Task brief
The entries are to be returned exactly, with images left out.

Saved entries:
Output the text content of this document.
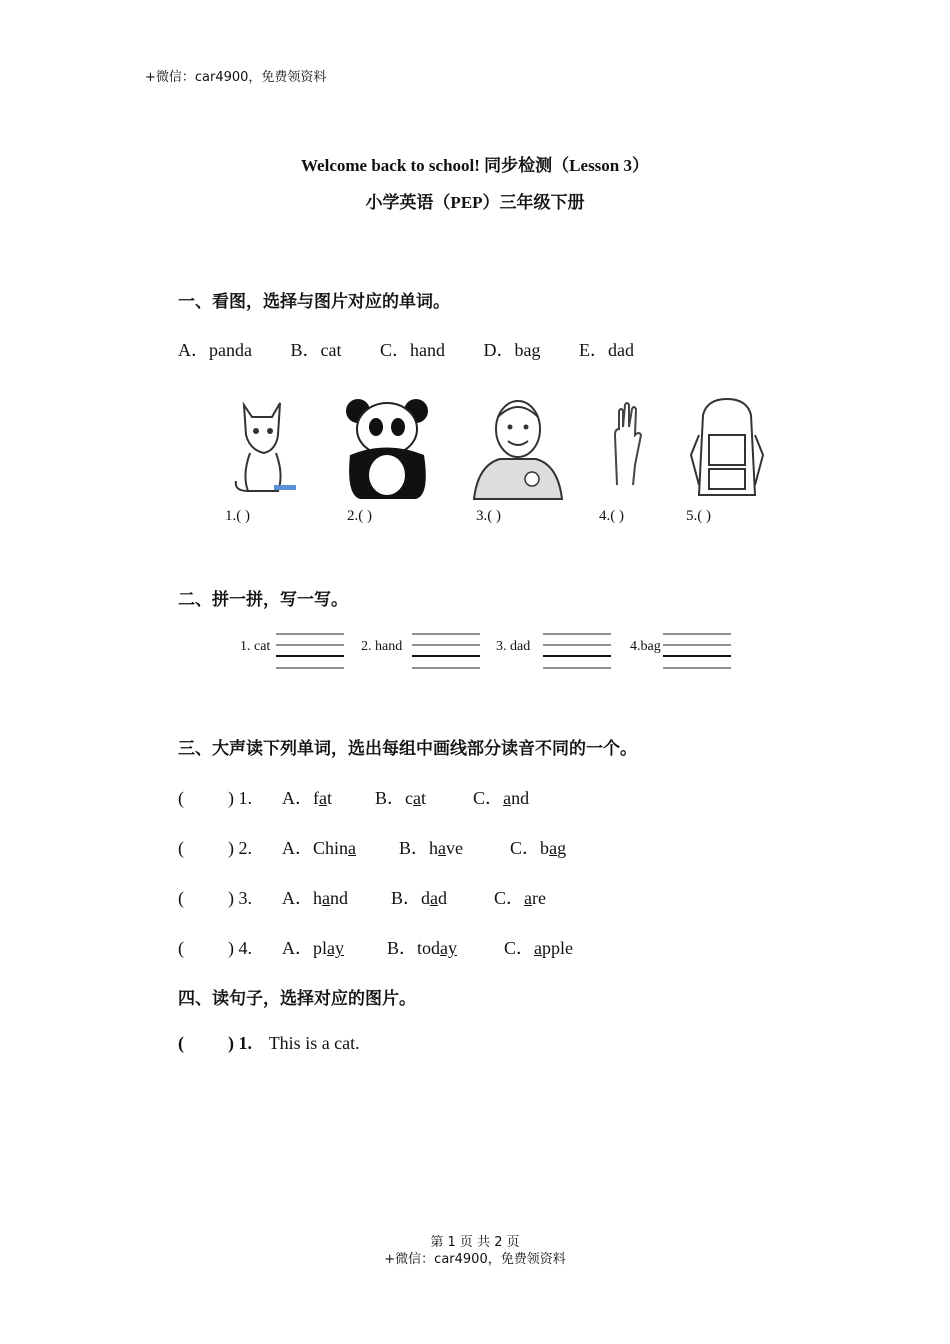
+微信：car4900，免费领资料
Welcome back to school! 同步检测（Lesson 3）
小学英语（PEP）三年级下册
一、看图，选择与图片对应的单词。
A．panda B．cat C．hand D．bag E．dad
1.( )	2.( )	3.( )	4.( )	5.( )
二、拼一拼，写一写。
1. cat	2. hand	3. dad	4.bag
三、大声读下列单词，选出每组中画线部分读音不同的一个。
( ) 1. A．fat B．cat	C．and
( ) 2. A．China B．have	C．bag
( ) 3. A．hand B．dad	C．are
( ) 4. A．play B．today	C．apple
四、读句子，选择对应的图片。
( ) 1. This is a cat.
第 1 页 共 2 页
+微信：car4900，免费领资料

Exercise response
Output the text content of this document.
+微信：car4900，免费领资料
Welcome back to school! 同步检测（Lesson 3）
小学英语（PEP）三年级下册
一、看图，选择与图片对应的单词。
A．panda B．cat C．hand D．bag E．dad
1.( )	2.( )	3.( )	4.( )	5.( )
二、拼一拼，写一写。
1. cat	2. hand	3. dad	4.bag
三、大声读下列单词，选出每组中画线部分读音不同的一个。
( ) 1. A．fat B．cat	C．and
( ) 2. A．China B．have	C．bag
( ) 3. A．hand B．dad	C．are
( ) 4. A．play B．today	C．apple
四、读句子，选择对应的图片。
( ) 1. This is a cat.
第 1 页 共 2 页
+微信：car4900，免费领资料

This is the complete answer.